TASK DIRECTIONS:
Tally the lines in the records below that contain the string "scrollbar". Reply with the number only.

--- Start of GIVEN DATA ---

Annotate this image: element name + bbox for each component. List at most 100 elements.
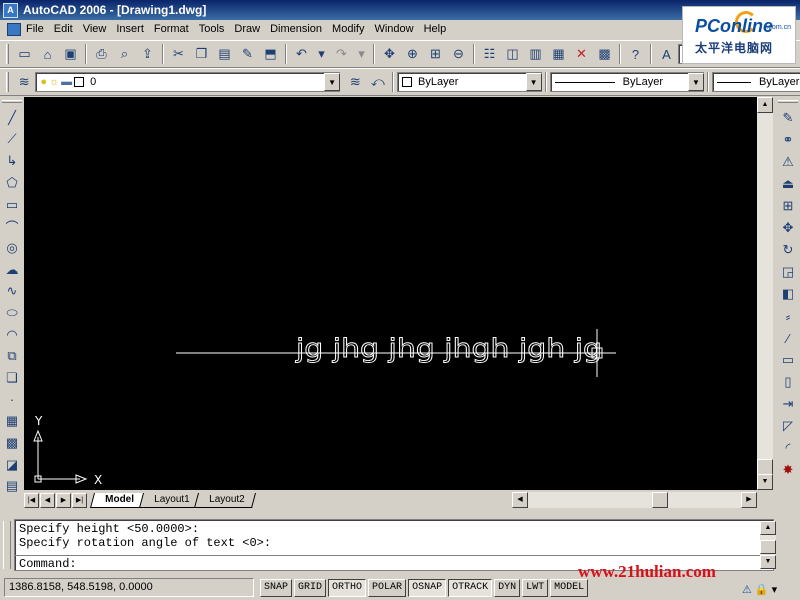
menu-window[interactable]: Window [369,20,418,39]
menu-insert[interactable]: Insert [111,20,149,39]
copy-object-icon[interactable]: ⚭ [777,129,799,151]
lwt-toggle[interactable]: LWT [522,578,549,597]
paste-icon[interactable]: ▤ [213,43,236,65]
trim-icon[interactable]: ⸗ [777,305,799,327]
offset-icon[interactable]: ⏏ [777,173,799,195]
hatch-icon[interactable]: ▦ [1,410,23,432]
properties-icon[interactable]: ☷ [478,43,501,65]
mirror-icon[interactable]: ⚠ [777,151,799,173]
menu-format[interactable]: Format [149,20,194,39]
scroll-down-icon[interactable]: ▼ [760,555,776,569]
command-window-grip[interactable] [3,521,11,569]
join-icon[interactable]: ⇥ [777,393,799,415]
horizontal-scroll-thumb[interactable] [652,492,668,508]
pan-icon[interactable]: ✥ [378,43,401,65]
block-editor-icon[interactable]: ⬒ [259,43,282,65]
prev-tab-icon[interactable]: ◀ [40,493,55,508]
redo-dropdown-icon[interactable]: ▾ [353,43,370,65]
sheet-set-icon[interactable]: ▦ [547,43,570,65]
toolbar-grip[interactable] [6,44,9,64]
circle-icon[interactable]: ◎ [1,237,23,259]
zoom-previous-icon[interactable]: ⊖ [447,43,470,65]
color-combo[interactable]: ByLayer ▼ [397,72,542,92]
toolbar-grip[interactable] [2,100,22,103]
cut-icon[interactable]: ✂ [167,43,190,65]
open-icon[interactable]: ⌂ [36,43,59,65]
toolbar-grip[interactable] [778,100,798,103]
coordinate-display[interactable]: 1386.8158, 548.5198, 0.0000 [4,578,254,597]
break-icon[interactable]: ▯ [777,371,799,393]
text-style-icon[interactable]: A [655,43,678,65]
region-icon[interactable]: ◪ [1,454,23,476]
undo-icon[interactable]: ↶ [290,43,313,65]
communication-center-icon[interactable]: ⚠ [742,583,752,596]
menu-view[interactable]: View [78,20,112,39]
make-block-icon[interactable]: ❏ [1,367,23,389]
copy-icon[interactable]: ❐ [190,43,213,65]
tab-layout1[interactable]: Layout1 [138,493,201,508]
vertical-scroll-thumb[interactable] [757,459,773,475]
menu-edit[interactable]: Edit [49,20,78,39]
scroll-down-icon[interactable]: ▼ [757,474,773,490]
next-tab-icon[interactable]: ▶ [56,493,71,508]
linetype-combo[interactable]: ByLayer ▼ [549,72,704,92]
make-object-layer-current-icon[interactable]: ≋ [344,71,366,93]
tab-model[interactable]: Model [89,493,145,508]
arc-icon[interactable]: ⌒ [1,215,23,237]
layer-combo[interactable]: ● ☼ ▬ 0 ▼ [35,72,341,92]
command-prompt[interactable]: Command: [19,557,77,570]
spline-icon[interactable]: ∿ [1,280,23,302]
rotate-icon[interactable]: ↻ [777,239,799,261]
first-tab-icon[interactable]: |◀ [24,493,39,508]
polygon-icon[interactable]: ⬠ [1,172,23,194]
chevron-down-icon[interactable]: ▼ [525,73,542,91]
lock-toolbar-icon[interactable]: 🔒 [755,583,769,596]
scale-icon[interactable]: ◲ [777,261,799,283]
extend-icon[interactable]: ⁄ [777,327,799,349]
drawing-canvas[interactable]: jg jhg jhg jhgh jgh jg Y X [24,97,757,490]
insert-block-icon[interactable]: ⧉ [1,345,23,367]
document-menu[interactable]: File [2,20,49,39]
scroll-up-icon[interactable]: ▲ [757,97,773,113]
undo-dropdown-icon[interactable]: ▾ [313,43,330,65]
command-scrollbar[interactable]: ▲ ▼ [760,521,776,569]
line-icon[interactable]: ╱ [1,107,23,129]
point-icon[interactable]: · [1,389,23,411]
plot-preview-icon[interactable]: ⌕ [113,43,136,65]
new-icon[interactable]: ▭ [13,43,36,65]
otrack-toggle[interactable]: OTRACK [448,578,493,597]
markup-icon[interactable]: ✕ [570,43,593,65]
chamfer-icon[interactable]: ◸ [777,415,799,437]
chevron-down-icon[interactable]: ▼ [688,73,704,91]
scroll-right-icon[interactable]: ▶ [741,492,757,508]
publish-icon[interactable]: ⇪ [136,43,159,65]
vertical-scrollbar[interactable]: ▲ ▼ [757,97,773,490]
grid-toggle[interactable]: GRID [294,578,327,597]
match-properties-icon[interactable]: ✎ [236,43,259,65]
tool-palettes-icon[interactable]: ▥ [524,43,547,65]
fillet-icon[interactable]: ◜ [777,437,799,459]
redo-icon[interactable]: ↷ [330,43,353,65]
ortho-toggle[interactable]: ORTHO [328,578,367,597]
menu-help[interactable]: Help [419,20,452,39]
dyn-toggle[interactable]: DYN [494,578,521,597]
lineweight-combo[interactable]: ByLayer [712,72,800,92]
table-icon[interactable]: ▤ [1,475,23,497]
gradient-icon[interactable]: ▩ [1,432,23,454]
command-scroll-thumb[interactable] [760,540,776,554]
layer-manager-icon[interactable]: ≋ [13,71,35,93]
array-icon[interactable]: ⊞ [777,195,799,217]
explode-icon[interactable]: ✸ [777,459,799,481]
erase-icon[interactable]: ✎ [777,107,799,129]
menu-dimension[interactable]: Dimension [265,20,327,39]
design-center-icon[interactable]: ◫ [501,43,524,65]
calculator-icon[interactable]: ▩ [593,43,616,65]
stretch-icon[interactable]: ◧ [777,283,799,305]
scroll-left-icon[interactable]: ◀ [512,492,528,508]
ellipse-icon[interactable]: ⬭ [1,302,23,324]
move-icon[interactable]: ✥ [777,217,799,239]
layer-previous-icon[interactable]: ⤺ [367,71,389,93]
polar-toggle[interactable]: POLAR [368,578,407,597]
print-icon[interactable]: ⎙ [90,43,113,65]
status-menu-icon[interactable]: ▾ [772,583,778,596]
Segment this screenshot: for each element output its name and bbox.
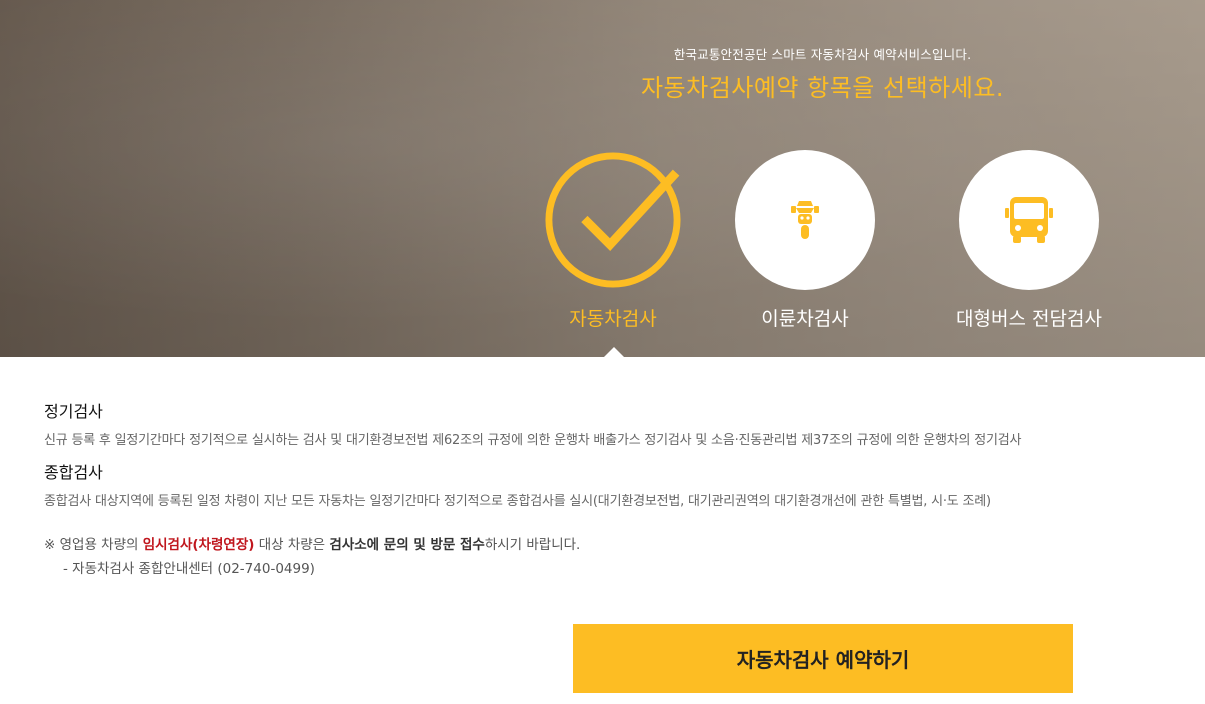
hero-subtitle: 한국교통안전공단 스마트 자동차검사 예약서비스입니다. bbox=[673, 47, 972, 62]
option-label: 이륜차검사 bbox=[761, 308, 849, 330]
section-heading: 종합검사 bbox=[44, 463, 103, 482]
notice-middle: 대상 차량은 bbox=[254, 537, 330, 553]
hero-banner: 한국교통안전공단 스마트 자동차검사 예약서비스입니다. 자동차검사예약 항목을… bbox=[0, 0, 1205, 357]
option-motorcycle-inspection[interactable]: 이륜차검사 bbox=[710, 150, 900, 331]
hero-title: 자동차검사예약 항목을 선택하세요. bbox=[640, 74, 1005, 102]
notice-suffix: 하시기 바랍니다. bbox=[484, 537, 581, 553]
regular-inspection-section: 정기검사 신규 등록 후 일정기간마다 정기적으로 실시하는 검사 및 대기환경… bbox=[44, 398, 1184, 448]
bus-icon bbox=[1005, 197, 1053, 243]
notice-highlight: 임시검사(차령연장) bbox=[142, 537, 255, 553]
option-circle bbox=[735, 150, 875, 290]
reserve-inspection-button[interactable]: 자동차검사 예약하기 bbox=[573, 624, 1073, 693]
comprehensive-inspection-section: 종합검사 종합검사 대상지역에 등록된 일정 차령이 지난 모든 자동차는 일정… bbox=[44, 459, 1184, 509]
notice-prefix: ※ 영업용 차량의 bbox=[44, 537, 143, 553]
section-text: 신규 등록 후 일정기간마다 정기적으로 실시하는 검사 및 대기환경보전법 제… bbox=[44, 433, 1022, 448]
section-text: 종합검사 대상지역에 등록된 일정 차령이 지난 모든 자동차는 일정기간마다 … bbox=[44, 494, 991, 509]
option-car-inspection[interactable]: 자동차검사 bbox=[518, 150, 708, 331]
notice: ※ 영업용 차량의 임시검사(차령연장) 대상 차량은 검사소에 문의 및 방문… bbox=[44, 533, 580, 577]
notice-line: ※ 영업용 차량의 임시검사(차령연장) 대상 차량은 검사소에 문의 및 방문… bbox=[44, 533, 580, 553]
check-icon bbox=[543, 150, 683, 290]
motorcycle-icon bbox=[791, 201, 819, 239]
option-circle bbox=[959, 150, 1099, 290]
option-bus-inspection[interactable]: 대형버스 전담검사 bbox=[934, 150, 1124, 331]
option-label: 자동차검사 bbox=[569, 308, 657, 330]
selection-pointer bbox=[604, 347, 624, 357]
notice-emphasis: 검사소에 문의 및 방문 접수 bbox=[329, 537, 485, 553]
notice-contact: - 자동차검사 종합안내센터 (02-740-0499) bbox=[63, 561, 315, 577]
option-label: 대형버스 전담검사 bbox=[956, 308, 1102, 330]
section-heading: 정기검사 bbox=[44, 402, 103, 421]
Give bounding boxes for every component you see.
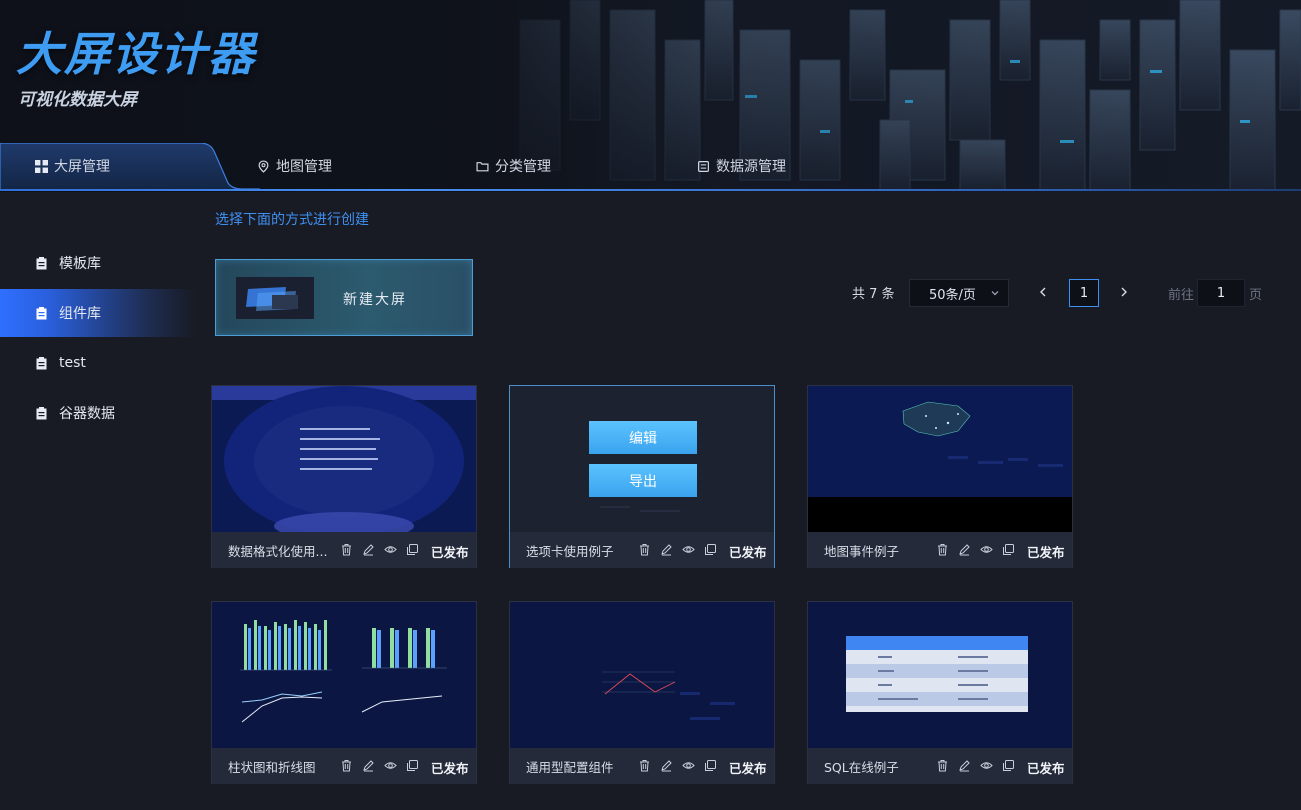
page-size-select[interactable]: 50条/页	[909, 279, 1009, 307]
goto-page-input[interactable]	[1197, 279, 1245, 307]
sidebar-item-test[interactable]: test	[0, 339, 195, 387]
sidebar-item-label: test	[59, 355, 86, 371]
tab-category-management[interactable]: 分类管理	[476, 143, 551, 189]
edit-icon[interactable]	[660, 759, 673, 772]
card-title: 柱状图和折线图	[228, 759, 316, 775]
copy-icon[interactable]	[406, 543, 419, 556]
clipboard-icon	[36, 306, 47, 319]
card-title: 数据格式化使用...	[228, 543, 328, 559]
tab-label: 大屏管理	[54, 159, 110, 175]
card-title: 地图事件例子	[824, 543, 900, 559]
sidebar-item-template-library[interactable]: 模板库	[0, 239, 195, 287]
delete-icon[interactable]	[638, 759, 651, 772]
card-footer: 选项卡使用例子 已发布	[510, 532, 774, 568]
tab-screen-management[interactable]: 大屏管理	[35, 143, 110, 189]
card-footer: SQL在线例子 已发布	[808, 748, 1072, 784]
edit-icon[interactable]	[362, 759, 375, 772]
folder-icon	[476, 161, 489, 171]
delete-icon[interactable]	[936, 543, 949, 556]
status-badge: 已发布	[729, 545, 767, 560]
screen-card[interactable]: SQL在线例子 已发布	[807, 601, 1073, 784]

--- End of GIVEN DATA ---

ANSWER TO THIS EXERCISE:
2